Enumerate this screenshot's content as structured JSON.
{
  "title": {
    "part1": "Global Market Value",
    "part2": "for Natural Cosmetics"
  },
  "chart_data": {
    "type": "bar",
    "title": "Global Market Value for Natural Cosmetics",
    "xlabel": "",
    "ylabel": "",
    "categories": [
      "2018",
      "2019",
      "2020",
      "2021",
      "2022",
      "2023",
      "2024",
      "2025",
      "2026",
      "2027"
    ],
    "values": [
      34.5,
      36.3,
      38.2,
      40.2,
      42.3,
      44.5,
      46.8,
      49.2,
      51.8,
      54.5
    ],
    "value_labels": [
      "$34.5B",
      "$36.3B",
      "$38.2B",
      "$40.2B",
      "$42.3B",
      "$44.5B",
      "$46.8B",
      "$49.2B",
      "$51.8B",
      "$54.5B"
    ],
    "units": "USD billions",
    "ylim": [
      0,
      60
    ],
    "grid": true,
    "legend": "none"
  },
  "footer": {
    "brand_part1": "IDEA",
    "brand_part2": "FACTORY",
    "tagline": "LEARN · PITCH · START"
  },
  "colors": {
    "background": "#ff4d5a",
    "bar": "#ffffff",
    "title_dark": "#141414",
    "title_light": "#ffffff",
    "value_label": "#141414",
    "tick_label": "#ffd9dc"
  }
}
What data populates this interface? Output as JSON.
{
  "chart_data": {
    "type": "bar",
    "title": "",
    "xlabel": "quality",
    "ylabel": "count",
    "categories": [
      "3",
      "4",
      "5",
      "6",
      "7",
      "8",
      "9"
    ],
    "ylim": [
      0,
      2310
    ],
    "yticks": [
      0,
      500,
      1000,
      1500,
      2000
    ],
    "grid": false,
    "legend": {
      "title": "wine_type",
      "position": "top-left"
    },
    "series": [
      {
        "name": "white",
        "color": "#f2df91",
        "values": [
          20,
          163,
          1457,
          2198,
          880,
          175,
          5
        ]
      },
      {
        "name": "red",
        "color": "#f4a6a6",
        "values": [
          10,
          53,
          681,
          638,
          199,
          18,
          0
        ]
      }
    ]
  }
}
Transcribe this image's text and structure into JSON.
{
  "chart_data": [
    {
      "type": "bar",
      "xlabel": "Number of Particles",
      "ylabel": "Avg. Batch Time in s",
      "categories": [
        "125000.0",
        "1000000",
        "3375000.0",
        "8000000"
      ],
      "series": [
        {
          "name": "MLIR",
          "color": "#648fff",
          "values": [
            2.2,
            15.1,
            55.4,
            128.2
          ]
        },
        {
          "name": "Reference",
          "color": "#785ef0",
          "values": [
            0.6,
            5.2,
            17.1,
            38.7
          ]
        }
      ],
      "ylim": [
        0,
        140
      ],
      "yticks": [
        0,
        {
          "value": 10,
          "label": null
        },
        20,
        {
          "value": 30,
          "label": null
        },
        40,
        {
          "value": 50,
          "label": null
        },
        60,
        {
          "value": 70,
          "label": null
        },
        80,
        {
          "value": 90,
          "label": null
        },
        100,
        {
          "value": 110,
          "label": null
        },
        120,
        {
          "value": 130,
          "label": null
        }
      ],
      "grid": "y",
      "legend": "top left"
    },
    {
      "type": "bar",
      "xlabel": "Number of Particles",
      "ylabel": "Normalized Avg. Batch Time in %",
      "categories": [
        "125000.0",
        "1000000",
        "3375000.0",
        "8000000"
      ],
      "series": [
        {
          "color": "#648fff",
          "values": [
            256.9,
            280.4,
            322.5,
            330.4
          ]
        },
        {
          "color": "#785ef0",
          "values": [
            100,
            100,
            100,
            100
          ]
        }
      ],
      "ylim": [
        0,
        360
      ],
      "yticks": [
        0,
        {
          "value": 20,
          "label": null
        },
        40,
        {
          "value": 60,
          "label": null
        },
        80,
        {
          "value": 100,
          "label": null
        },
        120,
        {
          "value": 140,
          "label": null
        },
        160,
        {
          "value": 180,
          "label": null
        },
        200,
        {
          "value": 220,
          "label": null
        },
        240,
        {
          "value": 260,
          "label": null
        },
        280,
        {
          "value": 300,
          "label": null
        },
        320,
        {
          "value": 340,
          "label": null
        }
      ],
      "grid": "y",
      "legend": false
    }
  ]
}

········

__Set task__
Extract every line above that contains the word "ylabel".

__Response__
    "ylabel": "",
    "ylabel": "count",
      "ylabel": "Avg. Batch Time in s",
      "ylabel": "Normalized Avg. Batch Time in %",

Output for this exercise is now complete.